:: Written exercise ::
Return, word for word, every line that follows.

--- Begin Source records ---

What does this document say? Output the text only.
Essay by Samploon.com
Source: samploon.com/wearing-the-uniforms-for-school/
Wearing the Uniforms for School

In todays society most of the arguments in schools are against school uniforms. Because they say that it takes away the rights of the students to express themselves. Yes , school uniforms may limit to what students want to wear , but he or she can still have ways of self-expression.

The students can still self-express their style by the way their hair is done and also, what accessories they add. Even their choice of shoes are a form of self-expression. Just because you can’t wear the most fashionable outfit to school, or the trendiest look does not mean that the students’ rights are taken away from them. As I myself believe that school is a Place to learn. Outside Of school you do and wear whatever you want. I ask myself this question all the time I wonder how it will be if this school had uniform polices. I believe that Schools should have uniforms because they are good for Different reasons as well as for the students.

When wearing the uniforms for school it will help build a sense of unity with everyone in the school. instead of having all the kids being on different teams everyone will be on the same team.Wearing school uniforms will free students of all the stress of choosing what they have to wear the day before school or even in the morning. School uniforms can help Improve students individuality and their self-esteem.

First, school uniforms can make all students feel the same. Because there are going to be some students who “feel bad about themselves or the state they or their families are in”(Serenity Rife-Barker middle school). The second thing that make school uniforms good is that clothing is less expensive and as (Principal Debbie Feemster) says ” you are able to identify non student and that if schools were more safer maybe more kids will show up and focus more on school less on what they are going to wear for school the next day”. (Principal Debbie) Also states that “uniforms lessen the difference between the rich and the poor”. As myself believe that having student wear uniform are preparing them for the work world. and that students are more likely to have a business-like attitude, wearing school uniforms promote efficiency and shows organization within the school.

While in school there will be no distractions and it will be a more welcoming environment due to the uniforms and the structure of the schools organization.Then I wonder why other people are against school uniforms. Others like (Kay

--- End Source records ---

:: Task response ::
What does this document say? Output the text only.
Essay by Samploon.com
Source: samploon.com/wearing-the-uniforms-for-school/
Wearing the Uniforms for School

In todays society most of the arguments in schools are against school uniforms. Because they say that it takes away the rights of the students to express themselves. Yes , school uniforms may limit to what students want to wear , but he or she can still have ways of self-expression.

The students can still self-express their style by the way their hair is done and also, what accessories they add. Even their choice of shoes are a form of self-expression. Just because you can’t wear the most fashionable outfit to school, or the trendiest look does not mean that the students’ rights are taken away from them. As I myself believe that school is a Place to learn. Outside Of school you do and wear whatever you want. I ask myself this question all the time I wonder how it will be if this school had uniform polices. I believe that Schools should have uniforms because they are good for Different reasons as well as for the students.

When wearing the uniforms for school it will help build a sense of unity with everyone in the school. instead of having all the kids being on different teams everyone will be on the same team.Wearing school uniforms will free students of all the stress of choosing what they have to wear the day before school or even in the morning. School uniforms can help Improve students individuality and their self-esteem.

First, school uniforms can make all students feel the same. Because there are going to be some students who “feel bad about themselves or the state they or their families are in”(Serenity Rife-Barker middle school). The second thing that make school uniforms good is that clothing is less expensive and as (Principal Debbie Feemster) says ” you are able to identify non student and that if schools were more safer maybe more kids will show up and focus more on school less on what they are going to wear for school the next day”. (Principal Debbie) Also states that “uniforms lessen the difference between the rich and the poor”. As myself believe that having student wear uniform are preparing them for the work world. and that students are more likely to have a business-like attitude, wearing school uniforms promote efficiency and shows organization within the school.

While in school there will be no distractions and it will be a more welcoming environment due to the uniforms and the structure of the schools organization.Then I wonder why other people are against school uniforms. Others like (Kay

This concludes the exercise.